**What needs to be done**
Check each line of the material. Copy those containing "concerned".

Stored items:
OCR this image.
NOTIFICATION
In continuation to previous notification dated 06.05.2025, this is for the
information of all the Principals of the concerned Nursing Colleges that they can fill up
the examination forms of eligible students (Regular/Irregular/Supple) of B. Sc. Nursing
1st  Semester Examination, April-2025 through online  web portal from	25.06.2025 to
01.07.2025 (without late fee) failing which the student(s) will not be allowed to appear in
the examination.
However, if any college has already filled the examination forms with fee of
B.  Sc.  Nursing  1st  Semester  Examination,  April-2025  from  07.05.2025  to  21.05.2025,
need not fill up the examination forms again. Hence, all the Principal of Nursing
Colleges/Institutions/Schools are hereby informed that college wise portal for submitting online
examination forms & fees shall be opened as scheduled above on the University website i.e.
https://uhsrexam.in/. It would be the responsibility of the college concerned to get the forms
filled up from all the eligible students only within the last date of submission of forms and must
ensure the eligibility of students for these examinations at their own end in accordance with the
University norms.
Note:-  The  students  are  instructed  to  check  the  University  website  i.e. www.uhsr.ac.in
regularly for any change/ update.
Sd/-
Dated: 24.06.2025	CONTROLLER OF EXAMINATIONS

**Solution below**
information of all the Principals of the concerned Nursing Colleges that they can fill up
https://uhsrexam.in/. It would be the responsibility of the college concerned to get the forms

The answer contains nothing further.